■ Exercise objective
Gather every line of the entries that includes the word "liên".

■ Given data

◇ ◇ ◇ ◇ ◇ ◇ ◇

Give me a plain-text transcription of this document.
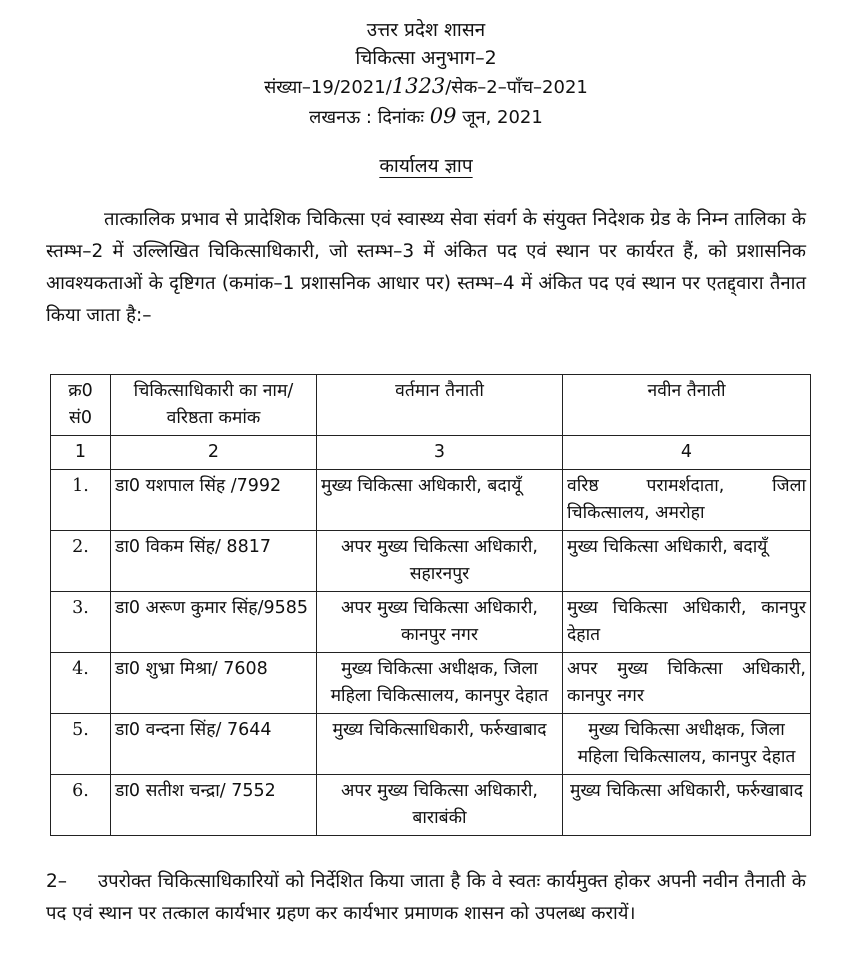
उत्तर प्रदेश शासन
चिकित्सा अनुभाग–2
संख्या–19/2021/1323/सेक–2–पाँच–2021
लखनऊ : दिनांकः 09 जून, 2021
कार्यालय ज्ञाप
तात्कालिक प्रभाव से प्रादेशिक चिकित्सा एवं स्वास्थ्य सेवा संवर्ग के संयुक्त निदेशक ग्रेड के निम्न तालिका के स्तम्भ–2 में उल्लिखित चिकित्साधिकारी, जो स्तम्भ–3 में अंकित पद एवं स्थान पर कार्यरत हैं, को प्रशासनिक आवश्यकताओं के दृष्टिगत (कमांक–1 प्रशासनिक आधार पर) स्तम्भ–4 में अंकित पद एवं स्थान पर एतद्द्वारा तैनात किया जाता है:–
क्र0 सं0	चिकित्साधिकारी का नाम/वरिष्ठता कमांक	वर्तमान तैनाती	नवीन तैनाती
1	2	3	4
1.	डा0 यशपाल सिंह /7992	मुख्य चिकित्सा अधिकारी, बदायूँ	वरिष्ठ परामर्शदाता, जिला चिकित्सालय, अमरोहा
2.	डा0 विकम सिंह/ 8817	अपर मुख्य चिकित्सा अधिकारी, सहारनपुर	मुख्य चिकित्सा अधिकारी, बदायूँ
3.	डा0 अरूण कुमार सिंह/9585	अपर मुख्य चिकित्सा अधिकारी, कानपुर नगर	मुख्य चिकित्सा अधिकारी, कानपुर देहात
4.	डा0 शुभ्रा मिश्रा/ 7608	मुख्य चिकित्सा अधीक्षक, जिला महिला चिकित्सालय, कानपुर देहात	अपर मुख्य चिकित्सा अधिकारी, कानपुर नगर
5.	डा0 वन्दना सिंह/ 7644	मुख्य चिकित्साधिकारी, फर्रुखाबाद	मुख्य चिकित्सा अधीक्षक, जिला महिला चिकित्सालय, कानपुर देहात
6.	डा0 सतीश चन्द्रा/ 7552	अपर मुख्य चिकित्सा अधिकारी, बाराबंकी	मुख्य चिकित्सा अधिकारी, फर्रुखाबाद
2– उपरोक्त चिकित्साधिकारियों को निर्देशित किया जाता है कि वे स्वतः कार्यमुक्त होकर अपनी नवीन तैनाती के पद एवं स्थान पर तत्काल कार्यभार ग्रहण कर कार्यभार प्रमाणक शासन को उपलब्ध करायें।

◇ ◇ ◇ ◇ ◇ ◇ ◇

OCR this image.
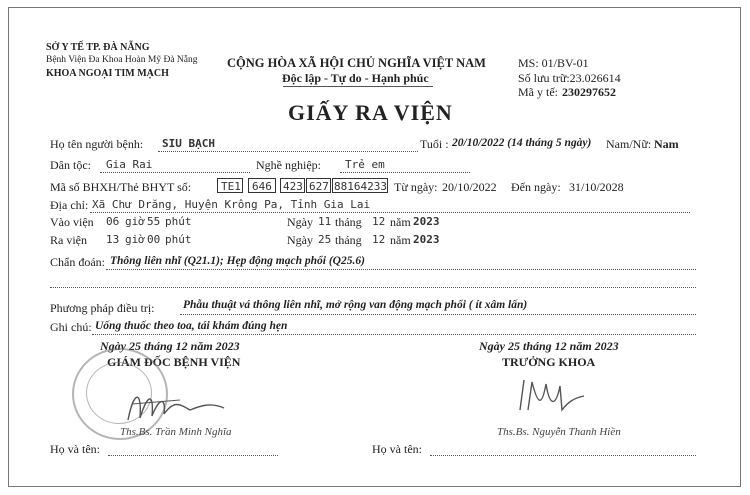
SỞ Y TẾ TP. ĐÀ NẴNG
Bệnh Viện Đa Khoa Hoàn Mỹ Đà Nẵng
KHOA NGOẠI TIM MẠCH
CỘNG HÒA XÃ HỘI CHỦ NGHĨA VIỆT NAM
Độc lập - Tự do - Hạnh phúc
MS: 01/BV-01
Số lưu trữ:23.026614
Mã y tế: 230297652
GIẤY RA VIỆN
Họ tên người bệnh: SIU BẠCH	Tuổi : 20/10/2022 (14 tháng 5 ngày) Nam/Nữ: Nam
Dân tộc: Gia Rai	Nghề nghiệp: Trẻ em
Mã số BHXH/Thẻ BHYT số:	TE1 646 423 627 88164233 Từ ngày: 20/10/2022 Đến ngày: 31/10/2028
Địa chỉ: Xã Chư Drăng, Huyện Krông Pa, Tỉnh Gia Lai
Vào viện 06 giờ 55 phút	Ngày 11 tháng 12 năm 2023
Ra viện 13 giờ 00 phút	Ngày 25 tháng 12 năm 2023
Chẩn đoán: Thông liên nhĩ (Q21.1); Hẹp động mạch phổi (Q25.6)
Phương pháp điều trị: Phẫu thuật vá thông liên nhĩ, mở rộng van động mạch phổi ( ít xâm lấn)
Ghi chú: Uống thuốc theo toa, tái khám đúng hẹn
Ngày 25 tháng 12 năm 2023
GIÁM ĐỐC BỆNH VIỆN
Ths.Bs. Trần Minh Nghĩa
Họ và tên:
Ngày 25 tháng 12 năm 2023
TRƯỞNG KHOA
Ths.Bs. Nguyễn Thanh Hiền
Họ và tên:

◇ ◇ ◇ ◇ ◇ ◇ ◇

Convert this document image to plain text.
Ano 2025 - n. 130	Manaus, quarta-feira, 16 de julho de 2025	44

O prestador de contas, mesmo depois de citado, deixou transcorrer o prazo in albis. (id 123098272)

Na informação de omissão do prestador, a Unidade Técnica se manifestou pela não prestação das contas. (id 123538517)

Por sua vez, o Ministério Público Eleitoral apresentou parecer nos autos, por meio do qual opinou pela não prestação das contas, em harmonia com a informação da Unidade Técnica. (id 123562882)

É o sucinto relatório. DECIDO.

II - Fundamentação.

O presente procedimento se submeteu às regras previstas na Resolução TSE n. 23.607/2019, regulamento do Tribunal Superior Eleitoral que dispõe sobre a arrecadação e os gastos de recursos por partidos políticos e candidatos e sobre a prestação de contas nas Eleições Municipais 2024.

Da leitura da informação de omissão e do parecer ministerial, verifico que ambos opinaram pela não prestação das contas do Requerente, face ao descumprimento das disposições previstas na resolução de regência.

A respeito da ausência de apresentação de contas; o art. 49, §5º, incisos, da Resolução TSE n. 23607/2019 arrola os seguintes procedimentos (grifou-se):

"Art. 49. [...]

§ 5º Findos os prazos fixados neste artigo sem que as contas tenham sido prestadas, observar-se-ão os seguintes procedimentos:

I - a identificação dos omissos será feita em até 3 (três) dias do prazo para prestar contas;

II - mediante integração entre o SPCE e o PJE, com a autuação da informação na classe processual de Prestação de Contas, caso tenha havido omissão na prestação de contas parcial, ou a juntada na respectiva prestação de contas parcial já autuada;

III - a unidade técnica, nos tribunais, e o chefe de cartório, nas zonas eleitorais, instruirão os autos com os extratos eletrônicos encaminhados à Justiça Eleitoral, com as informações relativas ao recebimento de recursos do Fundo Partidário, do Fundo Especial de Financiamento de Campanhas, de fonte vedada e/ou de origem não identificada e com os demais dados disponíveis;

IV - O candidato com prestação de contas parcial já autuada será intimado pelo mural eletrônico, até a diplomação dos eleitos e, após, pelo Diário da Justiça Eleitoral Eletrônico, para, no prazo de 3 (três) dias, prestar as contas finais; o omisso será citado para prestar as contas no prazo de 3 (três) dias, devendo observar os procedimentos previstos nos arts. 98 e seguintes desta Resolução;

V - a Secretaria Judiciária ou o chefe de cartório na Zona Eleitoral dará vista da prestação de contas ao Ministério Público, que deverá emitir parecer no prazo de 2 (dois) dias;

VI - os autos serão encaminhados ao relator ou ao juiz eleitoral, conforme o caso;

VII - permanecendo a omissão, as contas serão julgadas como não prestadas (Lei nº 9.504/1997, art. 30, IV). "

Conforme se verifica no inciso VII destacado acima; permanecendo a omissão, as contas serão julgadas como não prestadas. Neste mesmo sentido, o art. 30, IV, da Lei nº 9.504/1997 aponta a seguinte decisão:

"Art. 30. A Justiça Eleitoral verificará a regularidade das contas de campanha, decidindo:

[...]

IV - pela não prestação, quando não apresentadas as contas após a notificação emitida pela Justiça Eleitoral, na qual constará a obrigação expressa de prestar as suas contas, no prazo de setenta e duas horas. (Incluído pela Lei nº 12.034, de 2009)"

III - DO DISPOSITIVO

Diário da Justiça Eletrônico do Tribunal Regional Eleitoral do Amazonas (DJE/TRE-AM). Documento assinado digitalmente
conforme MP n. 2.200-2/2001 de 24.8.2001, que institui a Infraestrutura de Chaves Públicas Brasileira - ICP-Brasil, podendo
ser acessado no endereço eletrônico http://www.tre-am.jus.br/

◇ ◇ ◇ ◇ ◇ ◇ ◇

■ Exercise output
Chẩn đoán: Thông liên nhĩ (Q21.1); Hẹp động mạch phổi (Q25.6)
Phương pháp điều trị: Phẫu thuật vá thông liên nhĩ, mở rộng van động mạch phổi ( ít xâm lấn)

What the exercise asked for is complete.